═════ DATA SECTION ═════

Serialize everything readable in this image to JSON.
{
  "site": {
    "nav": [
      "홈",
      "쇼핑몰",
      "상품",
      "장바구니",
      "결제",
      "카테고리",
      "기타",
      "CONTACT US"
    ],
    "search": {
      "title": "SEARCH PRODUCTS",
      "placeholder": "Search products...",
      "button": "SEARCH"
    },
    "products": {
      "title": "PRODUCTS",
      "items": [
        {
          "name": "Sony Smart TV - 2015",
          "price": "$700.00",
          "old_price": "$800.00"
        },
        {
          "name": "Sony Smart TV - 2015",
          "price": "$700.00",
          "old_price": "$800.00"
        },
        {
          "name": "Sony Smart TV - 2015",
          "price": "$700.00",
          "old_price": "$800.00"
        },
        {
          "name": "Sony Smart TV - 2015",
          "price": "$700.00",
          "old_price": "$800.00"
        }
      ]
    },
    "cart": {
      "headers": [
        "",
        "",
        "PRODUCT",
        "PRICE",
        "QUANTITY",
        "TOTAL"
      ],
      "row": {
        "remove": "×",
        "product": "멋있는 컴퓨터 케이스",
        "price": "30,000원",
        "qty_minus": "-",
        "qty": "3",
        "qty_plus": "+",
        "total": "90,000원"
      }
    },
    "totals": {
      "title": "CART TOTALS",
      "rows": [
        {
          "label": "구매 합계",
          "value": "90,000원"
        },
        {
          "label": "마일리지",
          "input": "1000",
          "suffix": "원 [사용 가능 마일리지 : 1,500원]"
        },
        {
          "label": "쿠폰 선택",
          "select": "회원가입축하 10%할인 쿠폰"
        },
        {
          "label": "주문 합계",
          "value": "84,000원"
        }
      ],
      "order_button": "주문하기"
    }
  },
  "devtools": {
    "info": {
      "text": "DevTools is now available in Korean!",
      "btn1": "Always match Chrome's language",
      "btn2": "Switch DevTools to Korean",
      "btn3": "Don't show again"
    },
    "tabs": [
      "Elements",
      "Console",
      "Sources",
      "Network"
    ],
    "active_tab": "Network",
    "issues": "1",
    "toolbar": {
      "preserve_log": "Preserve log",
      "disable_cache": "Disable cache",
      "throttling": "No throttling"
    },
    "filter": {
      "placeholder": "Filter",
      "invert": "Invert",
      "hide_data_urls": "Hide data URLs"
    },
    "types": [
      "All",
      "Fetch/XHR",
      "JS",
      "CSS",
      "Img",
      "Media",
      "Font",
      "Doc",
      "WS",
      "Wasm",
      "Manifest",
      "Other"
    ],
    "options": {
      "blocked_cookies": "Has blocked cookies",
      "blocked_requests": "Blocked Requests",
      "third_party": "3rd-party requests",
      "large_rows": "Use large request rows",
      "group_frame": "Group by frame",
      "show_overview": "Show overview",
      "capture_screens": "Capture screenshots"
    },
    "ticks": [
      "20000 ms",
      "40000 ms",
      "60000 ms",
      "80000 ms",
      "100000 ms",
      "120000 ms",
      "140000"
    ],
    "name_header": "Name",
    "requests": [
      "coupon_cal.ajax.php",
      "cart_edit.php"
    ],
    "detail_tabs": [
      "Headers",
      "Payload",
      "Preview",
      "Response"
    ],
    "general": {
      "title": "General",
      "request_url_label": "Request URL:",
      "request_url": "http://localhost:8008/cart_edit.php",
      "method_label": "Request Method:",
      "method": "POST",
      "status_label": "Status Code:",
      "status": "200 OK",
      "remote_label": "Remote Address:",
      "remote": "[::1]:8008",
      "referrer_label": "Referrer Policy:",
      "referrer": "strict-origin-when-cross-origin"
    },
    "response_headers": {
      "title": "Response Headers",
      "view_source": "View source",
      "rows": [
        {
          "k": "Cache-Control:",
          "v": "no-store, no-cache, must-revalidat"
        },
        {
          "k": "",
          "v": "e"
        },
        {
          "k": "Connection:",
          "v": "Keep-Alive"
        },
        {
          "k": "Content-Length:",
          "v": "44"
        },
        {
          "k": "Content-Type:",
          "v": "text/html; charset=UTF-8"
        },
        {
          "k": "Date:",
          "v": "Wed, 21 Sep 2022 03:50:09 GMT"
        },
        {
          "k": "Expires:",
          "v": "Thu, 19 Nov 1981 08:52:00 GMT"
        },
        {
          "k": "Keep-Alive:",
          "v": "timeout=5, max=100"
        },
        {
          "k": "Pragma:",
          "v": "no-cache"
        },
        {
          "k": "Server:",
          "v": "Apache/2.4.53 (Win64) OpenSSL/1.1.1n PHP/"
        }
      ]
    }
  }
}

═════

## EXERCISE REQUIREMENTS
Return every record, word for word.

## WORKED ANSWER
Serialize everything readable in this image to JSON.
{
  "site": {
    "nav": [
      "홈",
      "쇼핑몰",
      "상품",
      "장바구니",
      "결제",
      "카테고리",
      "기타",
      "CONTACT US"
    ],
    "search": {
      "title": "SEARCH PRODUCTS",
      "placeholder": "Search products...",
      "button": "SEARCH"
    },
    "products": {
      "title": "PRODUCTS",
      "items": [
        {
          "name": "Sony Smart TV - 2015",
          "price": "$700.00",
          "old_price": "$800.00"
        },
        {
          "name": "Sony Smart TV - 2015",
          "price": "$700.00",
          "old_price": "$800.00"
        },
        {
          "name": "Sony Smart TV - 2015",
          "price": "$700.00",
          "old_price": "$800.00"
        },
        {
          "name": "Sony Smart TV - 2015",
          "price": "$700.00",
          "old_price": "$800.00"
        }
      ]
    },
    "cart": {
      "headers": [
        "",
        "",
        "PRODUCT",
        "PRICE",
        "QUANTITY",
        "TOTAL"
      ],
      "row": {
        "remove": "×",
        "product": "멋있는 컴퓨터 케이스",
        "price": "30,000원",
        "qty_minus": "-",
        "qty": "3",
        "qty_plus": "+",
        "total": "90,000원"
      }
    },
    "totals": {
      "title": "CART TOTALS",
      "rows": [
        {
          "label": "구매 합계",
          "value": "90,000원"
        },
        {
          "label": "마일리지",
          "input": "1000",
          "suffix": "원 [사용 가능 마일리지 : 1,500원]"
        },
        {
          "label": "쿠폰 선택",
          "select": "회원가입축하 10%할인 쿠폰"
        },
        {
          "label": "주문 합계",
          "value": "84,000원"
        }
      ],
      "order_button": "주문하기"
    }
  },
  "devtools": {
    "info": {
      "text": "DevTools is now available in Korean!",
      "btn1": "Always match Chrome's language",
      "btn2": "Switch DevTools to Korean",
      "btn3": "Don't show again"
    },
    "tabs": [
      "Elements",
      "Console",
      "Sources",
      "Network"
    ],
    "active_tab": "Network",
    "issues": "1",
    "toolbar": {
      "preserve_log": "Preserve log",
      "disable_cache": "Disable cache",
      "throttling": "No throttling"
    },
    "filter": {
      "placeholder": "Filter",
      "invert": "Invert",
      "hide_data_urls": "Hide data URLs"
    },
    "types": [
      "All",
      "Fetch/XHR",
      "JS",
      "CSS",
      "Img",
      "Media",
      "Font",
      "Doc",
      "WS",
      "Wasm",
      "Manifest",
      "Other"
    ],
    "options": {
      "blocked_cookies": "Has blocked cookies",
      "blocked_requests": "Blocked Requests",
      "third_party": "3rd-party requests",
      "large_rows": "Use large request rows",
      "group_frame": "Group by frame",
      "show_overview": "Show overview",
      "capture_screens": "Capture screenshots"
    },
    "ticks": [
      "20000 ms",
      "40000 ms",
      "60000 ms",
      "80000 ms",
      "100000 ms",
      "120000 ms",
      "140000"
    ],
    "name_header": "Name",
    "requests": [
      "coupon_cal.ajax.php",
      "cart_edit.php"
    ],
    "detail_tabs": [
      "Headers",
      "Payload",
      "Preview",
      "Response"
    ],
    "general": {
      "title": "General",
      "request_url_label": "Request URL:",
      "request_url": "http://localhost:8008/cart_edit.php",
      "method_label": "Request Method:",
      "method": "POST",
      "status_label": "Status Code:",
      "status": "200 OK",
      "remote_label": "Remote Address:",
      "remote": "[::1]:8008",
      "referrer_label": "Referrer Policy:",
      "referrer": "strict-origin-when-cross-origin"
    },
    "response_headers": {
      "title": "Response Headers",
      "view_source": "View source",
      "rows": [
        {
          "k": "Cache-Control:",
          "v": "no-store, no-cache, must-revalidat"
        },
        {
          "k": "",
          "v": "e"
        },
        {
          "k": "Connection:",
          "v": "Keep-Alive"
        },
        {
          "k": "Content-Length:",
          "v": "44"
        },
        {
          "k": "Content-Type:",
          "v": "text/html; charset=UTF-8"
        },
        {
          "k": "Date:",
          "v": "Wed, 21 Sep 2022 03:50:09 GMT"
        },
        {
          "k": "Expires:",
          "v": "Thu, 19 Nov 1981 08:52:00 GMT"
        },
        {
          "k": "Keep-Alive:",
          "v": "timeout=5, max=100"
        },
        {
          "k": "Pragma:",
          "v": "no-cache"
        },
        {
          "k": "Server:",
          "v": "Apache/2.4.53 (Win64) OpenSSL/1.1.1n PHP/"
        }
      ]
    }
  }
}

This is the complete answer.